(Stored data)

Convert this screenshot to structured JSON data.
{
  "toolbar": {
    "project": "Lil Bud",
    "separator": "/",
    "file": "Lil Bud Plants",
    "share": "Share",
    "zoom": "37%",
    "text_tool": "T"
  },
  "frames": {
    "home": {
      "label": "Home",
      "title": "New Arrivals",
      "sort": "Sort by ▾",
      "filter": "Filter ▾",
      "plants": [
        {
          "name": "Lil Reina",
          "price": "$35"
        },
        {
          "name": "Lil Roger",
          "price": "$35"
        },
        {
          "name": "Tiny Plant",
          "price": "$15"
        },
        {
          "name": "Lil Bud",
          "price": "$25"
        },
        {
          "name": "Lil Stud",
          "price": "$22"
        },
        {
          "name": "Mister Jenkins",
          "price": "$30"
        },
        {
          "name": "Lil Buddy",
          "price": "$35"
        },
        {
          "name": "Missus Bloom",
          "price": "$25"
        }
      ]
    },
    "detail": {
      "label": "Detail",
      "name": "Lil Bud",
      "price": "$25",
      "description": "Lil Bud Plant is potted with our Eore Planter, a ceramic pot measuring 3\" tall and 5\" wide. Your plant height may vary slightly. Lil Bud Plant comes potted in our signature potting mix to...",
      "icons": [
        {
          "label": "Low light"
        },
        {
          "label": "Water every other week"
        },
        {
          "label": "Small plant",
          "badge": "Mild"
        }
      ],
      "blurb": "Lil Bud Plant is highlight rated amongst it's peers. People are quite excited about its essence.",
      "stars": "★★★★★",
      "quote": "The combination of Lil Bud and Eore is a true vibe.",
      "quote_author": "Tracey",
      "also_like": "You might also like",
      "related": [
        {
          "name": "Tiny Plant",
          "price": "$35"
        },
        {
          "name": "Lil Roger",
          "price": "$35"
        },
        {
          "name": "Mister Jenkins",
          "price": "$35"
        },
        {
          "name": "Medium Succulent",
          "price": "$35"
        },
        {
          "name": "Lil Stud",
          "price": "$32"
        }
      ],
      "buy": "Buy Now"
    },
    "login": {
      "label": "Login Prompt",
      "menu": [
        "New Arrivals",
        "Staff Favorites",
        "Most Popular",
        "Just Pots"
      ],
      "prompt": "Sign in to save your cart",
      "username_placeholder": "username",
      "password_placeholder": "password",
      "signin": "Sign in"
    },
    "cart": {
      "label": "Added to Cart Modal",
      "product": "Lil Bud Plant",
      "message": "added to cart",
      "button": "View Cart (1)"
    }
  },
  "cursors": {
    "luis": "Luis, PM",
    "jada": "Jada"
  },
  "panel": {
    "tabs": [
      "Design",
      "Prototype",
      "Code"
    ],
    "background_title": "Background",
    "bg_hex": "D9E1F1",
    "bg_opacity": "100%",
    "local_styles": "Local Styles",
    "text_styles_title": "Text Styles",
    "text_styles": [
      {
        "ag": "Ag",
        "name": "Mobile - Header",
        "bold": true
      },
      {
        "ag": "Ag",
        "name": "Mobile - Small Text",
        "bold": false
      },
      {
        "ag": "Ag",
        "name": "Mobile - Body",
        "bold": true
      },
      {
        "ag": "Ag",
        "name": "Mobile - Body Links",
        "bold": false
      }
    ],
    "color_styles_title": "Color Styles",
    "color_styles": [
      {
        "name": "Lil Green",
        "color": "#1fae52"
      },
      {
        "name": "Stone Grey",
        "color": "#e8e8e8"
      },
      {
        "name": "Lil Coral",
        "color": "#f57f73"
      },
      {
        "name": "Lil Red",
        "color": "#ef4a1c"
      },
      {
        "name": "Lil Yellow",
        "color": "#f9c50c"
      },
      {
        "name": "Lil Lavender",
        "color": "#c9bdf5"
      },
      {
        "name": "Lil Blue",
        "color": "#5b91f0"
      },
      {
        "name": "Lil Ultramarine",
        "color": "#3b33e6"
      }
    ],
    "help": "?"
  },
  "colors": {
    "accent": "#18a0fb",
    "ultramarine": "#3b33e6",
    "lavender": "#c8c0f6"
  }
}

● **WHAT TO PRODUCE**:
Give an exact copy of all the data shown above.

● **THE REPLY**:
Convert this screenshot to structured JSON data.
{
  "toolbar": {
    "project": "Lil Bud",
    "separator": "/",
    "file": "Lil Bud Plants",
    "share": "Share",
    "zoom": "37%",
    "text_tool": "T"
  },
  "frames": {
    "home": {
      "label": "Home",
      "title": "New Arrivals",
      "sort": "Sort by ▾",
      "filter": "Filter ▾",
      "plants": [
        {
          "name": "Lil Reina",
          "price": "$35"
        },
        {
          "name": "Lil Roger",
          "price": "$35"
        },
        {
          "name": "Tiny Plant",
          "price": "$15"
        },
        {
          "name": "Lil Bud",
          "price": "$25"
        },
        {
          "name": "Lil Stud",
          "price": "$22"
        },
        {
          "name": "Mister Jenkins",
          "price": "$30"
        },
        {
          "name": "Lil Buddy",
          "price": "$35"
        },
        {
          "name": "Missus Bloom",
          "price": "$25"
        }
      ]
    },
    "detail": {
      "label": "Detail",
      "name": "Lil Bud",
      "price": "$25",
      "description": "Lil Bud Plant is potted with our Eore Planter, a ceramic pot measuring 3\" tall and 5\" wide. Your plant height may vary slightly. Lil Bud Plant comes potted in our signature potting mix to...",
      "icons": [
        {
          "label": "Low light"
        },
        {
          "label": "Water every other week"
        },
        {
          "label": "Small plant",
          "badge": "Mild"
        }
      ],
      "blurb": "Lil Bud Plant is highlight rated amongst it's peers. People are quite excited about its essence.",
      "stars": "★★★★★",
      "quote": "The combination of Lil Bud and Eore is a true vibe.",
      "quote_author": "Tracey",
      "also_like": "You might also like",
      "related": [
        {
          "name": "Tiny Plant",
          "price": "$35"
        },
        {
          "name": "Lil Roger",
          "price": "$35"
        },
        {
          "name": "Mister Jenkins",
          "price": "$35"
        },
        {
          "name": "Medium Succulent",
          "price": "$35"
        },
        {
          "name": "Lil Stud",
          "price": "$32"
        }
      ],
      "buy": "Buy Now"
    },
    "login": {
      "label": "Login Prompt",
      "menu": [
        "New Arrivals",
        "Staff Favorites",
        "Most Popular",
        "Just Pots"
      ],
      "prompt": "Sign in to save your cart",
      "username_placeholder": "username",
      "password_placeholder": "password",
      "signin": "Sign in"
    },
    "cart": {
      "label": "Added to Cart Modal",
      "product": "Lil Bud Plant",
      "message": "added to cart",
      "button": "View Cart (1)"
    }
  },
  "cursors": {
    "luis": "Luis, PM",
    "jada": "Jada"
  },
  "panel": {
    "tabs": [
      "Design",
      "Prototype",
      "Code"
    ],
    "background_title": "Background",
    "bg_hex": "D9E1F1",
    "bg_opacity": "100%",
    "local_styles": "Local Styles",
    "text_styles_title": "Text Styles",
    "text_styles": [
      {
        "ag": "Ag",
        "name": "Mobile - Header",
        "bold": true
      },
      {
        "ag": "Ag",
        "name": "Mobile - Small Text",
        "bold": false
      },
      {
        "ag": "Ag",
        "name": "Mobile - Body",
        "bold": true
      },
      {
        "ag": "Ag",
        "name": "Mobile - Body Links",
        "bold": false
      }
    ],
    "color_styles_title": "Color Styles",
    "color_styles": [
      {
        "name": "Lil Green",
        "color": "#1fae52"
      },
      {
        "name": "Stone Grey",
        "color": "#e8e8e8"
      },
      {
        "name": "Lil Coral",
        "color": "#f57f73"
      },
      {
        "name": "Lil Red",
        "color": "#ef4a1c"
      },
      {
        "name": "Lil Yellow",
        "color": "#f9c50c"
      },
      {
        "name": "Lil Lavender",
        "color": "#c9bdf5"
      },
      {
        "name": "Lil Blue",
        "color": "#5b91f0"
      },
      {
        "name": "Lil Ultramarine",
        "color": "#3b33e6"
      }
    ],
    "help": "?"
  },
  "colors": {
    "accent": "#18a0fb",
    "ultramarine": "#3b33e6",
    "lavender": "#c8c0f6"
  }
}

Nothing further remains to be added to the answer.